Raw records

+ + + + + + +

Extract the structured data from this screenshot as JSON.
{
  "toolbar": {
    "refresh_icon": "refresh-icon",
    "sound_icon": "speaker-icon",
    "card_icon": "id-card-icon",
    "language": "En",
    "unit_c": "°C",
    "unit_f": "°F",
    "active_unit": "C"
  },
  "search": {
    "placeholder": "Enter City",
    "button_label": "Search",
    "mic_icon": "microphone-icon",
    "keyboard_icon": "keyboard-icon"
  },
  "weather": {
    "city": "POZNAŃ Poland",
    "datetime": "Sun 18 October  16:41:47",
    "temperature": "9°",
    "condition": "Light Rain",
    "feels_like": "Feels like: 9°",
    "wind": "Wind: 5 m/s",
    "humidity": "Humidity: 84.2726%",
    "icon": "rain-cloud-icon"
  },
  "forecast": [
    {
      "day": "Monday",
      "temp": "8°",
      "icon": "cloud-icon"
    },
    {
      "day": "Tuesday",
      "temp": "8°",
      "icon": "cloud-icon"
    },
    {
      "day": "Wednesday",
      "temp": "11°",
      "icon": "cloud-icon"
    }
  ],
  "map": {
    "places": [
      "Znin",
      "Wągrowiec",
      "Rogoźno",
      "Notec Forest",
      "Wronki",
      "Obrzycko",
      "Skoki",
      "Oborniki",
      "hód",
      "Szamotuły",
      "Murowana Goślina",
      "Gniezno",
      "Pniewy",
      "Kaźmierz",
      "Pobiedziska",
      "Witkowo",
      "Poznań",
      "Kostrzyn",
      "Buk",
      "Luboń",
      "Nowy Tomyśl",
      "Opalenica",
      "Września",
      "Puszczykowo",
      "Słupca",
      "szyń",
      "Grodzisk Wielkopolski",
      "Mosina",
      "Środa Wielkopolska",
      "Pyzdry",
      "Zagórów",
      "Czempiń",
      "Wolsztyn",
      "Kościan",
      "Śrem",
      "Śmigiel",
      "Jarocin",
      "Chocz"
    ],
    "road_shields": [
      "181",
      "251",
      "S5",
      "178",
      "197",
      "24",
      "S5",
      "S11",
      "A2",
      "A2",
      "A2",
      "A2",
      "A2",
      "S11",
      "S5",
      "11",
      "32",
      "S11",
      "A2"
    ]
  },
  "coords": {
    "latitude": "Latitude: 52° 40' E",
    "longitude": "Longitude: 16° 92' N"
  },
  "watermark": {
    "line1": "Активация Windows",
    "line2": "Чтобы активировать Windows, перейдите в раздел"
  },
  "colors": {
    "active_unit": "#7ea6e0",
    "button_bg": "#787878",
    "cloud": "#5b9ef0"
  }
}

+ + + + + + +

* GOAL: Repeat the listing in full, keeping every line exactly as it is.

* WRITTEN SOLUTION:
Extract the structured data from this screenshot as JSON.
{
  "toolbar": {
    "refresh_icon": "refresh-icon",
    "sound_icon": "speaker-icon",
    "card_icon": "id-card-icon",
    "language": "En",
    "unit_c": "°C",
    "unit_f": "°F",
    "active_unit": "C"
  },
  "search": {
    "placeholder": "Enter City",
    "button_label": "Search",
    "mic_icon": "microphone-icon",
    "keyboard_icon": "keyboard-icon"
  },
  "weather": {
    "city": "POZNAŃ Poland",
    "datetime": "Sun 18 October  16:41:47",
    "temperature": "9°",
    "condition": "Light Rain",
    "feels_like": "Feels like: 9°",
    "wind": "Wind: 5 m/s",
    "humidity": "Humidity: 84.2726%",
    "icon": "rain-cloud-icon"
  },
  "forecast": [
    {
      "day": "Monday",
      "temp": "8°",
      "icon": "cloud-icon"
    },
    {
      "day": "Tuesday",
      "temp": "8°",
      "icon": "cloud-icon"
    },
    {
      "day": "Wednesday",
      "temp": "11°",
      "icon": "cloud-icon"
    }
  ],
  "map": {
    "places": [
      "Znin",
      "Wągrowiec",
      "Rogoźno",
      "Notec Forest",
      "Wronki",
      "Obrzycko",
      "Skoki",
      "Oborniki",
      "hód",
      "Szamotuły",
      "Murowana Goślina",
      "Gniezno",
      "Pniewy",
      "Kaźmierz",
      "Pobiedziska",
      "Witkowo",
      "Poznań",
      "Kostrzyn",
      "Buk",
      "Luboń",
      "Nowy Tomyśl",
      "Opalenica",
      "Września",
      "Puszczykowo",
      "Słupca",
      "szyń",
      "Grodzisk Wielkopolski",
      "Mosina",
      "Środa Wielkopolska",
      "Pyzdry",
      "Zagórów",
      "Czempiń",
      "Wolsztyn",
      "Kościan",
      "Śrem",
      "Śmigiel",
      "Jarocin",
      "Chocz"
    ],
    "road_shields": [
      "181",
      "251",
      "S5",
      "178",
      "197",
      "24",
      "S5",
      "S11",
      "A2",
      "A2",
      "A2",
      "A2",
      "A2",
      "S11",
      "S5",
      "11",
      "32",
      "S11",
      "A2"
    ]
  },
  "coords": {
    "latitude": "Latitude: 52° 40' E",
    "longitude": "Longitude: 16° 92' N"
  },
  "watermark": {
    "line1": "Активация Windows",
    "line2": "Чтобы активировать Windows, перейдите в раздел"
  },
  "colors": {
    "active_unit": "#7ea6e0",
    "button_bg": "#787878",
    "cloud": "#5b9ef0"
  }
}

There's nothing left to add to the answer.